(Data for processing):
--------------------------------------------------
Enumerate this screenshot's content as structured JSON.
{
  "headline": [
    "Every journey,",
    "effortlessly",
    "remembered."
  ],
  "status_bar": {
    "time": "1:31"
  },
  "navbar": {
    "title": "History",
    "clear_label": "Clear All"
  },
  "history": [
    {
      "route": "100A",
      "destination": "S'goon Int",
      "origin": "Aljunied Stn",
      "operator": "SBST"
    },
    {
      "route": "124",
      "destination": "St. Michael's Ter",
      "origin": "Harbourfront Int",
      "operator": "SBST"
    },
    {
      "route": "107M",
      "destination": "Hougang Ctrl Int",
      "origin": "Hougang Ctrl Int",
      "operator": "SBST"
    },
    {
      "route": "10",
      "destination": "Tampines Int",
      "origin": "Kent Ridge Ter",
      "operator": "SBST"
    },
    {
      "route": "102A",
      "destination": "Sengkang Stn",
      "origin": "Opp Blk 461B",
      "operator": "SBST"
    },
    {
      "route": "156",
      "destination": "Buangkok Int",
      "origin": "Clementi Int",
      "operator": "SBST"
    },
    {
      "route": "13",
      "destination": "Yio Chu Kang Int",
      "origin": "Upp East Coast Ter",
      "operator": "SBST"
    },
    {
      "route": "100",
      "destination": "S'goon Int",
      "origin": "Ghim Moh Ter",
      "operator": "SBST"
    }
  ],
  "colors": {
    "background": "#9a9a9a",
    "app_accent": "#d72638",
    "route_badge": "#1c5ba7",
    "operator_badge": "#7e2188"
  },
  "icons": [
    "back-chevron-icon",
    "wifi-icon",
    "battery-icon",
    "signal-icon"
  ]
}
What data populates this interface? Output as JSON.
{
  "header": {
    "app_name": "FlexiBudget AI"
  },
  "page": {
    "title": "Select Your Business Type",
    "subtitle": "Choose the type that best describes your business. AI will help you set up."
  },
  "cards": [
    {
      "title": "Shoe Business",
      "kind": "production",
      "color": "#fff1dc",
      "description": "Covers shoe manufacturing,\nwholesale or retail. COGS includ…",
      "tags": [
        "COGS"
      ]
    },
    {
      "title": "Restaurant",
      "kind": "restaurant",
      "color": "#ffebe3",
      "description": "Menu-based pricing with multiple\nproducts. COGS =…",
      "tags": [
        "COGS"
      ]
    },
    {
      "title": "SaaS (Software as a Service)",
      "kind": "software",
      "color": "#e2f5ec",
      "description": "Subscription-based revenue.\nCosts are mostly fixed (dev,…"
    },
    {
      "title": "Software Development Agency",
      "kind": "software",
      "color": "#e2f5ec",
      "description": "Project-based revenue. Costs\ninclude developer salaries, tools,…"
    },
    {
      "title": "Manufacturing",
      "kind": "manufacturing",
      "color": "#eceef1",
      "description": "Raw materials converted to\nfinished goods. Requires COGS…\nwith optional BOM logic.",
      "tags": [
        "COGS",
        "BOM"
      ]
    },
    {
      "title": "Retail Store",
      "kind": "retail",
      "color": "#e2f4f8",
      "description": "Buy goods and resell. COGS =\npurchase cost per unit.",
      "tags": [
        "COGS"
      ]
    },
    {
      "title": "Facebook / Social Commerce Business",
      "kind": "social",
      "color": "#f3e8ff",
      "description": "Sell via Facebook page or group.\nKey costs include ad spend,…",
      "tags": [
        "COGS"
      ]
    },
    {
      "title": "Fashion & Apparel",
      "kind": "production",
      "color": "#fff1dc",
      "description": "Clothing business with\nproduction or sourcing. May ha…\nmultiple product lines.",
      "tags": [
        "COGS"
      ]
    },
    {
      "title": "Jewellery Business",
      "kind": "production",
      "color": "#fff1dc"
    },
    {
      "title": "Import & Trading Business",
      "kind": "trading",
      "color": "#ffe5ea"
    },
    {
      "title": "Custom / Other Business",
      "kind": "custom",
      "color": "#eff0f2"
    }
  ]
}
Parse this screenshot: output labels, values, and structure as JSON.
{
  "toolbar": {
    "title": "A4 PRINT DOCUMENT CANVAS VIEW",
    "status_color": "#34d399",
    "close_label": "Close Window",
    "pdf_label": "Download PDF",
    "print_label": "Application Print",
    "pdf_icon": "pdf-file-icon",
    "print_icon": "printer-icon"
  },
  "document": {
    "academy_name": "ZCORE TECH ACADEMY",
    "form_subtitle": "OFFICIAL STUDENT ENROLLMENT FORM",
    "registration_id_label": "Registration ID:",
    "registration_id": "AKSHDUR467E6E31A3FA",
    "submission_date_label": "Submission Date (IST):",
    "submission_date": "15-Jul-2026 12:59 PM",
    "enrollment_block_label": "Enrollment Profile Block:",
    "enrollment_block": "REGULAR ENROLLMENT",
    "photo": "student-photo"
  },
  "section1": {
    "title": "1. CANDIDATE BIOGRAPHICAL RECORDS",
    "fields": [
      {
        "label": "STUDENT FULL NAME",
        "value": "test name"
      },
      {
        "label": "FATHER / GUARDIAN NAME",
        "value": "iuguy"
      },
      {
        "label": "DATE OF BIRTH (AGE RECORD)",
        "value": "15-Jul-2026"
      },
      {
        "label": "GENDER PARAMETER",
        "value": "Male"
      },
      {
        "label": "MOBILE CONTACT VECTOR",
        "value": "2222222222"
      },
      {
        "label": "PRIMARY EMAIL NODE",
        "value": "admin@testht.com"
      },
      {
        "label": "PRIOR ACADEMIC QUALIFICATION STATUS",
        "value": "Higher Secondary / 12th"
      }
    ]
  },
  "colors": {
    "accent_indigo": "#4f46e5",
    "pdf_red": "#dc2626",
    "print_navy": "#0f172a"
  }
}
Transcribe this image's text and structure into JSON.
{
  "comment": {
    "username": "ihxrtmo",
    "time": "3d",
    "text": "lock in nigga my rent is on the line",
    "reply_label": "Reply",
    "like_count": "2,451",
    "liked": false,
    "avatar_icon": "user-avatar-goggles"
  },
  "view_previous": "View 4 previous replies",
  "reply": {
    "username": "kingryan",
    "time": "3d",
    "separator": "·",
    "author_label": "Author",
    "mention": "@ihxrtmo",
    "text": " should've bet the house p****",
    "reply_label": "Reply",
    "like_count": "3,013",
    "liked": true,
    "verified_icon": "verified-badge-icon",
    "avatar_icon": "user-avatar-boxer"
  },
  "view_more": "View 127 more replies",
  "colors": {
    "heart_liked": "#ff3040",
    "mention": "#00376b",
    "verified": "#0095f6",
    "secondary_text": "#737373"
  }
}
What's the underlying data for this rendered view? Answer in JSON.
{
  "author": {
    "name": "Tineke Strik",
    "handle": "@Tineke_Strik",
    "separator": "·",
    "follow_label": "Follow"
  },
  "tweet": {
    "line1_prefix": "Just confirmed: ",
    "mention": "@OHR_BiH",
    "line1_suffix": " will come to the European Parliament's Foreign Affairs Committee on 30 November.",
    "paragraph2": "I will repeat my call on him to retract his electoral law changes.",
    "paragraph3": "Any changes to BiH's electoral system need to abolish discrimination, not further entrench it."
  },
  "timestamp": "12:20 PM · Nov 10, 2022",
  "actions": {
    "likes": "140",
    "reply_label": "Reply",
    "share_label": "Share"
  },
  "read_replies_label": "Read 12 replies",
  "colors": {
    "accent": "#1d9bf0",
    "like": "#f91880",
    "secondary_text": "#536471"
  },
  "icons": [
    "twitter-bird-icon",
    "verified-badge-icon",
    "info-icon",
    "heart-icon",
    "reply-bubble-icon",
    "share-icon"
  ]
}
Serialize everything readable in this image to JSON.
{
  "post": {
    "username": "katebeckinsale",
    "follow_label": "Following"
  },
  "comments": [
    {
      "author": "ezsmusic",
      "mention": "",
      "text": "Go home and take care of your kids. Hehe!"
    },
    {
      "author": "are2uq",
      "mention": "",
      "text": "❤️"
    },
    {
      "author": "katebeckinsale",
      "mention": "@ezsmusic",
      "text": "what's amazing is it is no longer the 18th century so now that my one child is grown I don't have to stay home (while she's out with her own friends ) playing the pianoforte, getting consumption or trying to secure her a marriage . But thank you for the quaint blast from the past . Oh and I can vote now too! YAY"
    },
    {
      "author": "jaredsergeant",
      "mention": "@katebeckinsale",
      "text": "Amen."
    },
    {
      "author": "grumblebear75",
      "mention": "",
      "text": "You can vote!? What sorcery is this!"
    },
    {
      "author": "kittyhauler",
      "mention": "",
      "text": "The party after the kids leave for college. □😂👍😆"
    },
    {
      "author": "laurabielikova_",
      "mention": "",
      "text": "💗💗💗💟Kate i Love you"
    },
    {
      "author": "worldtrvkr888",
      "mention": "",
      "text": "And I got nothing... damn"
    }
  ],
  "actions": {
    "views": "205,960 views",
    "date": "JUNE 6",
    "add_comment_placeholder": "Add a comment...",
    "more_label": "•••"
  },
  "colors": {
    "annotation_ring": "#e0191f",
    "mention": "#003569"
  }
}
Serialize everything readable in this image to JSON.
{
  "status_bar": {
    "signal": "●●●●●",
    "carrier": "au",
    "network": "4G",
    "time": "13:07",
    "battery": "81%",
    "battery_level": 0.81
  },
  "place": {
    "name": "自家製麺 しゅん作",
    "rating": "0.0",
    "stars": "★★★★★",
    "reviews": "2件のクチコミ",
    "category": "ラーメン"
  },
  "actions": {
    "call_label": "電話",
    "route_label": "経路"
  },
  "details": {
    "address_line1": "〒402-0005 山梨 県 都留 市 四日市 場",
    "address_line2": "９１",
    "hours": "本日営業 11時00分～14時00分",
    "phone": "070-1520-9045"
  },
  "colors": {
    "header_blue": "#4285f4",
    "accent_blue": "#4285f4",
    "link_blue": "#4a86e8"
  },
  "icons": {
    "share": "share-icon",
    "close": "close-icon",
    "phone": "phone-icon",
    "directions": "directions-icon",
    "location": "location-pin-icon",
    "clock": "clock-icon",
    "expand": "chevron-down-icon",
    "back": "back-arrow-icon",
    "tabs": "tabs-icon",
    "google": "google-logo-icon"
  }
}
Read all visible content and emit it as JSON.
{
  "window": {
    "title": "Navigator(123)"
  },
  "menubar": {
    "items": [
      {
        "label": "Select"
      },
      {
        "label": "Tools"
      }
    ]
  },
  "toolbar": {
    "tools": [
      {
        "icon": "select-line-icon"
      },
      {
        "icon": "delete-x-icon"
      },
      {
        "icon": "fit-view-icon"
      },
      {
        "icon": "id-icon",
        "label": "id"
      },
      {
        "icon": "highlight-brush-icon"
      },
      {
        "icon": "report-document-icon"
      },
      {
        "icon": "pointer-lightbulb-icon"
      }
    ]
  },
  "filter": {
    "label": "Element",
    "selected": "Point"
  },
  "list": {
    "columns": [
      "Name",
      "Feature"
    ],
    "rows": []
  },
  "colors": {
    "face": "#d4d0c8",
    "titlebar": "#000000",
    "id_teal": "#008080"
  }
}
--------------------------------------------------
(Exercise description): Reproduce only the lines running from the one with "Read all visible content and emit it as JSON." through the final line of the listing above, both ends included.

(Complete response):
Read all visible content and emit it as JSON.
{
  "window": {
    "title": "Navigator(123)"
  },
  "menubar": {
    "items": [
      {
        "label": "Select"
      },
      {
        "label": "Tools"
      }
    ]
  },
  "toolbar": {
    "tools": [
      {
        "icon": "select-line-icon"
      },
      {
        "icon": "delete-x-icon"
      },
      {
        "icon": "fit-view-icon"
      },
      {
        "icon": "id-icon",
        "label": "id"
      },
      {
        "icon": "highlight-brush-icon"
      },
      {
        "icon": "report-document-icon"
      },
      {
        "icon": "pointer-lightbulb-icon"
      }
    ]
  },
  "filter": {
    "label": "Element",
    "selected": "Point"
  },
  "list": {
    "columns": [
      "Name",
      "Feature"
    ],
    "rows": []
  },
  "colors": {
    "face": "#d4d0c8",
    "titlebar": "#000000",
    "id_teal": "#008080"
  }
}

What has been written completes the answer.